GIVEN ENTRIES start

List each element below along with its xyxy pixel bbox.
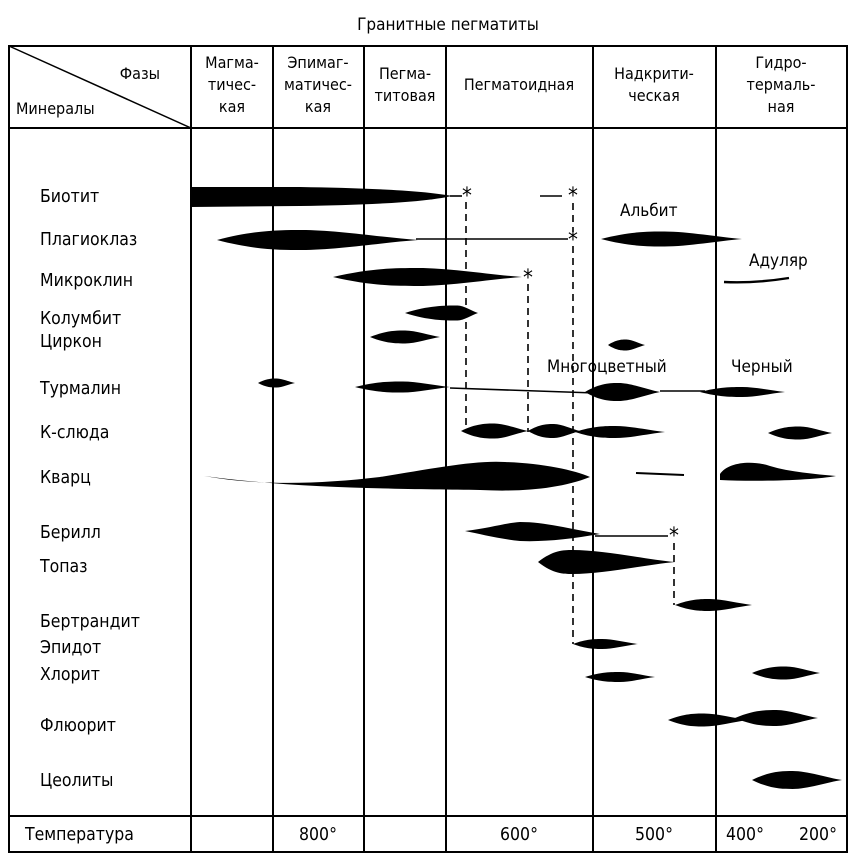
corner-minerals-label: Минералы bbox=[16, 99, 95, 118]
tourmaline-multicolor-lens bbox=[585, 383, 660, 401]
chlorite-late-lens bbox=[752, 666, 820, 680]
quartz-line bbox=[635, 472, 685, 476]
quartz-late-lens bbox=[720, 462, 836, 481]
fluorite-lens bbox=[735, 710, 818, 726]
mineral-name: Эпидот bbox=[40, 638, 101, 658]
mineral-name: Турмалин bbox=[39, 379, 121, 399]
phase-header-pegmatoid: Пегматоидная bbox=[464, 75, 574, 94]
mineral-name: Циркон bbox=[40, 332, 102, 352]
phase-header-pegmatite: Пегма- титовая bbox=[375, 64, 436, 105]
biotite-asterisk: * bbox=[568, 184, 578, 209]
mineral-occurrence-marks: * * * * * bbox=[191, 184, 842, 789]
mineral-name: Хлорит bbox=[40, 665, 100, 685]
phase-header-line: Надкрити- bbox=[614, 64, 694, 83]
adularia-line bbox=[723, 276, 790, 284]
mineral-name: Флюорит bbox=[40, 716, 116, 736]
phase-header-line: тичес- bbox=[208, 75, 256, 94]
k-mica-late-lens bbox=[768, 426, 832, 440]
phase-header-line: термаль- bbox=[747, 75, 816, 94]
mineral-name-column: Биотит Плагиоклаз Микроклин Колумбит Цир… bbox=[39, 187, 140, 791]
microcline-lens bbox=[333, 268, 522, 286]
phase-header-line: ная bbox=[768, 97, 795, 116]
fluorite-lens bbox=[668, 713, 748, 727]
albite-lens bbox=[601, 231, 742, 247]
temperature-tick: 400° bbox=[726, 825, 764, 845]
biotite-lens bbox=[191, 187, 452, 207]
mineral-name: Биотит bbox=[40, 187, 99, 207]
phase-header-line: матичес- bbox=[284, 75, 352, 94]
phase-header-magmatic: Магма- тичес- кая bbox=[205, 53, 259, 116]
biotite-asterisk: * bbox=[462, 184, 472, 209]
phase-header-line: ческая bbox=[628, 86, 679, 105]
phase-header-line: Магма- bbox=[205, 53, 259, 72]
chlorite-lens bbox=[585, 672, 655, 682]
beryl-lens bbox=[465, 522, 600, 542]
zeolites-lens bbox=[752, 771, 842, 789]
temperature-tick: 800° bbox=[299, 825, 337, 845]
corner-phases-label: Фазы bbox=[120, 64, 160, 83]
zircon-late-lens bbox=[608, 339, 645, 351]
corner-diagonal bbox=[8, 45, 192, 129]
tourmaline-line bbox=[449, 387, 596, 394]
table-frame bbox=[8, 45, 848, 853]
temperature-label: Температура bbox=[24, 825, 134, 845]
phase-header-line: Эпимаг- bbox=[287, 53, 348, 72]
mineral-name: Цеолиты bbox=[40, 771, 113, 791]
phase-header-supercritical: Надкрити- ческая bbox=[614, 64, 694, 105]
mineral-name: Берилл bbox=[40, 523, 101, 543]
tourmaline-black-lens bbox=[700, 387, 785, 397]
temperature-tick: 600° bbox=[500, 825, 538, 845]
zircon-lens bbox=[370, 330, 440, 344]
mineral-name: Бертрандит bbox=[40, 612, 140, 632]
phase-header-line: Гидро- bbox=[755, 53, 806, 72]
tourmaline-lens bbox=[258, 378, 295, 388]
mineral-name: Колумбит bbox=[40, 309, 121, 329]
variety-label-black: Черный bbox=[731, 357, 793, 377]
phase-header-line: кая bbox=[219, 97, 245, 116]
microcline-asterisk: * bbox=[523, 266, 533, 291]
epidote-lens bbox=[573, 639, 638, 649]
topaz-lens bbox=[538, 550, 675, 574]
phase-header-epimagmatic: Эпимаг- матичес- кая bbox=[284, 53, 352, 116]
variety-label-albite: Альбит bbox=[620, 201, 678, 221]
temperature-tick: 500° bbox=[635, 825, 673, 845]
quartz-lens bbox=[204, 461, 590, 491]
plagioclase-lens bbox=[217, 230, 418, 250]
mineral-name: Микроклин bbox=[40, 271, 133, 291]
mineral-name: К-слюда bbox=[40, 423, 109, 443]
variety-label-multicolor: Многоцветный bbox=[547, 357, 667, 377]
k-mica-lens bbox=[461, 423, 528, 439]
tourmaline-lens bbox=[355, 381, 450, 393]
mineral-name: Топаз bbox=[39, 557, 88, 577]
phase-header-hydrothermal: Гидро- термаль- ная bbox=[747, 53, 816, 116]
diagram-title: Гранитные пегматиты bbox=[357, 15, 539, 35]
mineral-name: Плагиоклаз bbox=[40, 230, 137, 250]
temperature-tick: 200° bbox=[799, 825, 837, 845]
beryl-asterisk: * bbox=[669, 524, 679, 549]
plagioclase-asterisk: * bbox=[568, 228, 578, 253]
variety-label-adularia: Адуляр bbox=[749, 251, 808, 271]
mineral-name: Кварц bbox=[40, 468, 91, 488]
phase-header-line: титовая bbox=[375, 86, 436, 105]
k-mica-lens bbox=[528, 424, 580, 438]
phase-header-line: кая bbox=[305, 97, 331, 116]
phase-header-line: Пегма- bbox=[379, 64, 431, 83]
phase-header-line: Пегматоидная bbox=[464, 75, 574, 94]
bertrandite-lens bbox=[675, 599, 752, 611]
k-mica-lens bbox=[575, 426, 665, 438]
columbite-lens bbox=[405, 305, 478, 321]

GIVEN ENTRIES end

Please swap "phase-header-line" for "phase-title-line" throughout all the records above, leaving everything else unchanged. Omit the pictures from your answer.

EXERCISE ANSWER:
List each element below along with its xyxy pixel bbox.
corner-minerals-label: Минералы bbox=[16, 99, 95, 118]
tourmaline-multicolor-lens bbox=[585, 383, 660, 401]
chlorite-late-lens bbox=[752, 666, 820, 680]
quartz-line bbox=[635, 472, 685, 476]
quartz-late-lens bbox=[720, 462, 836, 481]
fluorite-lens bbox=[735, 710, 818, 726]
mineral-name: Эпидот bbox=[40, 638, 101, 658]
mineral-name: Турмалин bbox=[39, 379, 121, 399]
phase-header-pegmatoid: Пегматоидная bbox=[464, 75, 574, 94]
mineral-name: Циркон bbox=[40, 332, 102, 352]
phase-header-pegmatite: Пегма- титовая bbox=[375, 64, 436, 105]
biotite-asterisk: * bbox=[568, 184, 578, 209]
mineral-occurrence-marks: * * * * * bbox=[191, 184, 842, 789]
mineral-name: Хлорит bbox=[40, 665, 100, 685]
phase-title-line: Надкрити- bbox=[614, 64, 694, 83]
adularia-line bbox=[723, 276, 790, 284]
mineral-name: Флюорит bbox=[40, 716, 116, 736]
phase-title-line: тичес- bbox=[208, 75, 256, 94]
k-mica-late-lens bbox=[768, 426, 832, 440]
phase-title-line: термаль- bbox=[747, 75, 816, 94]
mineral-name-column: Биотит Плагиоклаз Микроклин Колумбит Цир… bbox=[39, 187, 140, 791]
microcline-lens bbox=[333, 268, 522, 286]
phase-title-line: ная bbox=[768, 97, 795, 116]
fluorite-lens bbox=[668, 713, 748, 727]
albite-lens bbox=[601, 231, 742, 247]
temperature-tick: 400° bbox=[726, 825, 764, 845]
biotite-lens bbox=[191, 187, 452, 207]
mineral-name: Биотит bbox=[40, 187, 99, 207]
phase-title-line: матичес- bbox=[284, 75, 352, 94]
phase-header-magmatic: Магма- тичес- кая bbox=[205, 53, 259, 116]
biotite-asterisk: * bbox=[462, 184, 472, 209]
phase-title-line: ческая bbox=[628, 86, 679, 105]
phase-title-line: Магма- bbox=[205, 53, 259, 72]
chlorite-lens bbox=[585, 672, 655, 682]
beryl-lens bbox=[465, 522, 600, 542]
zeolites-lens bbox=[752, 771, 842, 789]
temperature-tick: 800° bbox=[299, 825, 337, 845]
corner-phases-label: Фазы bbox=[120, 64, 160, 83]
zircon-late-lens bbox=[608, 339, 645, 351]
corner-diagonal bbox=[8, 45, 192, 129]
tourmaline-line bbox=[449, 387, 596, 394]
table-frame bbox=[8, 45, 848, 853]
temperature-label: Температура bbox=[24, 825, 134, 845]
phase-title-line: Эпимаг- bbox=[287, 53, 348, 72]
mineral-name: Цеолиты bbox=[40, 771, 113, 791]
phase-header-supercritical: Надкрити- ческая bbox=[614, 64, 694, 105]
mineral-name: Берилл bbox=[40, 523, 101, 543]
tourmaline-black-lens bbox=[700, 387, 785, 397]
temperature-tick: 600° bbox=[500, 825, 538, 845]
zircon-lens bbox=[370, 330, 440, 344]
mineral-name: Бертрандит bbox=[40, 612, 140, 632]
phase-title-line: Гидро- bbox=[755, 53, 806, 72]
tourmaline-lens bbox=[258, 378, 295, 388]
mineral-name: Колумбит bbox=[40, 309, 121, 329]
variety-label-black: Черный bbox=[731, 357, 793, 377]
phase-title-line: кая bbox=[219, 97, 245, 116]
microcline-asterisk: * bbox=[523, 266, 533, 291]
epidote-lens bbox=[573, 639, 638, 649]
topaz-lens bbox=[538, 550, 675, 574]
phase-header-epimagmatic: Эпимаг- матичес- кая bbox=[284, 53, 352, 116]
variety-label-albite: Альбит bbox=[620, 201, 678, 221]
temperature-tick: 500° bbox=[635, 825, 673, 845]
quartz-lens bbox=[204, 461, 590, 491]
plagioclase-lens bbox=[217, 230, 418, 250]
mineral-name: Микроклин bbox=[40, 271, 133, 291]
mineral-name: К-слюда bbox=[40, 423, 109, 443]
variety-label-multicolor: Многоцветный bbox=[547, 357, 667, 377]
k-mica-lens bbox=[461, 423, 528, 439]
tourmaline-lens bbox=[355, 381, 450, 393]
mineral-name: Топаз bbox=[39, 557, 88, 577]
phase-header-hydrothermal: Гидро- термаль- ная bbox=[747, 53, 816, 116]
diagram-title: Гранитные пегматиты bbox=[357, 15, 539, 35]
mineral-name: Плагиоклаз bbox=[40, 230, 137, 250]
temperature-tick: 200° bbox=[799, 825, 837, 845]
beryl-asterisk: * bbox=[669, 524, 679, 549]
plagioclase-asterisk: * bbox=[568, 228, 578, 253]
variety-label-adularia: Адуляр bbox=[749, 251, 808, 271]
mineral-name: Кварц bbox=[40, 468, 91, 488]
phase-title-line: титовая bbox=[375, 86, 436, 105]
k-mica-lens bbox=[528, 424, 580, 438]
phase-title-line: кая bbox=[305, 97, 331, 116]
phase-title-line: Пегма- bbox=[379, 64, 431, 83]
phase-title-line: Пегматоидная bbox=[464, 75, 574, 94]
bertrandite-lens bbox=[675, 599, 752, 611]
k-mica-lens bbox=[575, 426, 665, 438]
columbite-lens bbox=[405, 305, 478, 321]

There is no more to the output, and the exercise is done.